● **Objective**:
Extract each line of the data below exactly as written.

--- Record excerpts ---

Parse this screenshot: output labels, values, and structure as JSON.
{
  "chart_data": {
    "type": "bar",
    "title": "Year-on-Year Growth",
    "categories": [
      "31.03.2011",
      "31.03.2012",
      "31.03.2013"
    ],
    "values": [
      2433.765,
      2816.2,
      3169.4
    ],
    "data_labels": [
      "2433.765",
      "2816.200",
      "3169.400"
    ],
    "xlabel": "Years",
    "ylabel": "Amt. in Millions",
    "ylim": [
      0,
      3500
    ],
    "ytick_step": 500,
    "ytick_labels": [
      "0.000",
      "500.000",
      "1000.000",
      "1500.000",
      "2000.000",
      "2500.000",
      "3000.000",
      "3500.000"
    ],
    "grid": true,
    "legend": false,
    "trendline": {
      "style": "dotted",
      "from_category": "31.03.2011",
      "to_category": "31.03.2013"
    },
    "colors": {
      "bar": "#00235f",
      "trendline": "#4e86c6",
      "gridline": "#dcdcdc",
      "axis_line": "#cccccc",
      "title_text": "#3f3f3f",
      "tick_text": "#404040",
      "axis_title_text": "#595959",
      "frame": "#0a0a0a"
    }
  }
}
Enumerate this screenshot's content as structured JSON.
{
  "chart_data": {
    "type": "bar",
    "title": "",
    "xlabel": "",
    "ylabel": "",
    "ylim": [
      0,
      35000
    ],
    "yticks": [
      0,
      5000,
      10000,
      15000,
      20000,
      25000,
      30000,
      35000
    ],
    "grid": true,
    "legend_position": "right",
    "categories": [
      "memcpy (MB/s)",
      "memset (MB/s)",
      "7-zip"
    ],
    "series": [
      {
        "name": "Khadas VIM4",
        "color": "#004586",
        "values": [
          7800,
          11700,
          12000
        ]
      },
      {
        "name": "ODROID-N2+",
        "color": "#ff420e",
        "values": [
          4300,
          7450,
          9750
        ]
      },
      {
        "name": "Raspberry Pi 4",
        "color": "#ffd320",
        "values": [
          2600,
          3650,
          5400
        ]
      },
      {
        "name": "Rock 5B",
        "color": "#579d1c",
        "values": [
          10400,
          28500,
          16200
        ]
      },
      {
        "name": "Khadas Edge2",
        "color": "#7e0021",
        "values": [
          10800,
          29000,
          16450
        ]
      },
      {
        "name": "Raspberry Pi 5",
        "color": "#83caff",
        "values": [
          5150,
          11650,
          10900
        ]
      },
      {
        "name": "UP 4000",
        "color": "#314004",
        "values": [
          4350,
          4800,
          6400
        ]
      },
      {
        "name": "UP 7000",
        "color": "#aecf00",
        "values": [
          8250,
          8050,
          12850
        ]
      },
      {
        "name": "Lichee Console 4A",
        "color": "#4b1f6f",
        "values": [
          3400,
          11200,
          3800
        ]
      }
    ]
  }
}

---

● **Exercise solution**:
Parse this screenshot: output labels, values, and structure as JSON.
{
  "chart_data": {
    "type": "bar",
    "title": "Year-on-Year Growth",
    "categories": [
      "31.03.2011",
      "31.03.2012",
      "31.03.2013"
    ],
    "values": [
      2433.765,
      2816.2,
      3169.4
    ],
    "data_labels": [
      "2433.765",
      "2816.200",
      "3169.400"
    ],
    "xlabel": "Years",
    "ylabel": "Amt. in Millions",
    "ylim": [
      0,
      3500
    ],
    "ytick_step": 500,
    "ytick_labels": [
      "0.000",
      "500.000",
      "1000.000",
      "1500.000",
      "2000.000",
      "2500.000",
      "3000.000",
      "3500.000"
    ],
    "grid": true,
    "legend": false,
    "trendline": {
      "style": "dotted",
      "from_category": "31.03.2011",
      "to_category": "31.03.2013"
    },
    "colors": {
      "bar": "#00235f",
      "trendline": "#4e86c6",
      "gridline": "#dcdcdc",
      "axis_line": "#cccccc",
      "title_text": "#3f3f3f",
      "tick_text": "#404040",
      "axis_title_text": "#595959",
      "frame": "#0a0a0a"
    }
  }
}
Enumerate this screenshot's content as structured JSON.
{
  "chart_data": {
    "type": "bar",
    "title": "",
    "xlabel": "",
    "ylabel": "",
    "ylim": [
      0,
      35000
    ],
    "yticks": [
      0,
      5000,
      10000,
      15000,
      20000,
      25000,
      30000,
      35000
    ],
    "grid": true,
    "legend_position": "right",
    "categories": [
      "memcpy (MB/s)",
      "memset (MB/s)",
      "7-zip"
    ],
    "series": [
      {
        "name": "Khadas VIM4",
        "color": "#004586",
        "values": [
          7800,
          11700,
          12000
        ]
      },
      {
        "name": "ODROID-N2+",
        "color": "#ff420e",
        "values": [
          4300,
          7450,
          9750
        ]
      },
      {
        "name": "Raspberry Pi 4",
        "color": "#ffd320",
        "values": [
          2600,
          3650,
          5400
        ]
      },
      {
        "name": "Rock 5B",
        "color": "#579d1c",
        "values": [
          10400,
          28500,
          16200
        ]
      },
      {
        "name": "Khadas Edge2",
        "color": "#7e0021",
        "values": [
          10800,
          29000,
          16450
        ]
      },
      {
        "name": "Raspberry Pi 5",
        "color": "#83caff",
        "values": [
          5150,
          11650,
          10900
        ]
      },
      {
        "name": "UP 4000",
        "color": "#314004",
        "values": [
          4350,
          4800,
          6400
        ]
      },
      {
        "name": "UP 7000",
        "color": "#aecf00",
        "values": [
          8250,
          8050,
          12850
        ]
      },
      {
        "name": "Lichee Console 4A",
        "color": "#4b1f6f",
        "values": [
          3400,
          11200,
          3800
        ]
      }
    ]
  }
}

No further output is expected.